● OBJECTIVE: Only the number is wanted: tally the lines below that contain the word "noise".

● RECORDED DATA:

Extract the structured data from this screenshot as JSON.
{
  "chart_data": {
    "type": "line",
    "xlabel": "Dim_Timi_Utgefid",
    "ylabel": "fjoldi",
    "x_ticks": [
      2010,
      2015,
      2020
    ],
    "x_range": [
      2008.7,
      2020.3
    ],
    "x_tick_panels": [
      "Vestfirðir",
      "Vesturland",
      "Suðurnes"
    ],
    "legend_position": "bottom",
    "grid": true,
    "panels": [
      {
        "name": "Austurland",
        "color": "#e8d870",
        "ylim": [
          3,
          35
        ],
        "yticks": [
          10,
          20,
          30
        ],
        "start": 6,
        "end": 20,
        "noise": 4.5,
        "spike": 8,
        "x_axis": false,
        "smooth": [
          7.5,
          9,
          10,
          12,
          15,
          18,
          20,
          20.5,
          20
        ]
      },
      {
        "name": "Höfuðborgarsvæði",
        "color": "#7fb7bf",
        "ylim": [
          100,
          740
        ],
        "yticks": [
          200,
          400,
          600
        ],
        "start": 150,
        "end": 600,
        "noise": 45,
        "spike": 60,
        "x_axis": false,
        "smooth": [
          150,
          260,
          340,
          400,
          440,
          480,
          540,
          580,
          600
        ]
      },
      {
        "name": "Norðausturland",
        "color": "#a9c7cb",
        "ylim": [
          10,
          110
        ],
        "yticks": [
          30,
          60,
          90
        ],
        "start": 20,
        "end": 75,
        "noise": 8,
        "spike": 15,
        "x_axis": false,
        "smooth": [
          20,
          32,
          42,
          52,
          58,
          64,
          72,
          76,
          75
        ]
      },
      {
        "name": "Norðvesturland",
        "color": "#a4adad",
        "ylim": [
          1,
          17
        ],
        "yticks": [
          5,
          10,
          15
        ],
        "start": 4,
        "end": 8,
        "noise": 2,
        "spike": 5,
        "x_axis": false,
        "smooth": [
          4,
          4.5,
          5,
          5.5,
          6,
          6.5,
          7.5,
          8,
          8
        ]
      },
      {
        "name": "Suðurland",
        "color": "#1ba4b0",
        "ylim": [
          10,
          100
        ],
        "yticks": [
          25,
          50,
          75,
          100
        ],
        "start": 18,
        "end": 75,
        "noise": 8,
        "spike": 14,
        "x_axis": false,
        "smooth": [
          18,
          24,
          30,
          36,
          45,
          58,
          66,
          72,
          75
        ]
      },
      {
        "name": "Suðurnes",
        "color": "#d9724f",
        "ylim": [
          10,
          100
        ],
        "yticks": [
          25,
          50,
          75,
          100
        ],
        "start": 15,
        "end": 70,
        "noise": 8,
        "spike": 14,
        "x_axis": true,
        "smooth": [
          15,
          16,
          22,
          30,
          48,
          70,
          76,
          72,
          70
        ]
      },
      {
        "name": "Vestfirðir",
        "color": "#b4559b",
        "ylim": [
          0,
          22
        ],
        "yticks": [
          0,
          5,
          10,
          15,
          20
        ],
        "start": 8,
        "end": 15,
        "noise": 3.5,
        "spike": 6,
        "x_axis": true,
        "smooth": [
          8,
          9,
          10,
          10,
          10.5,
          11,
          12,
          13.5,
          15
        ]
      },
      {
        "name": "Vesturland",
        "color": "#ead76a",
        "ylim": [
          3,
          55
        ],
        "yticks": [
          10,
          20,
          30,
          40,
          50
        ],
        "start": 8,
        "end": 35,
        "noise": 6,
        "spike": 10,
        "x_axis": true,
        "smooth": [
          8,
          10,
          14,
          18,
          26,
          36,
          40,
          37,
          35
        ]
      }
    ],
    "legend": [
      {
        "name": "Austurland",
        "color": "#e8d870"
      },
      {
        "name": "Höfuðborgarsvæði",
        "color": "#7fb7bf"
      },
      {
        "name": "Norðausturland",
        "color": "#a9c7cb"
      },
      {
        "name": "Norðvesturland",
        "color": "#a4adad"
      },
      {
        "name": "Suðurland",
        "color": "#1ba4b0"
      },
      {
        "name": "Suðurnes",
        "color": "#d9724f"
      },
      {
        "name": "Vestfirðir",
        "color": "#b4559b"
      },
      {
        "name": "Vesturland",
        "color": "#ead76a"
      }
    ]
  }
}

● REPLY: 8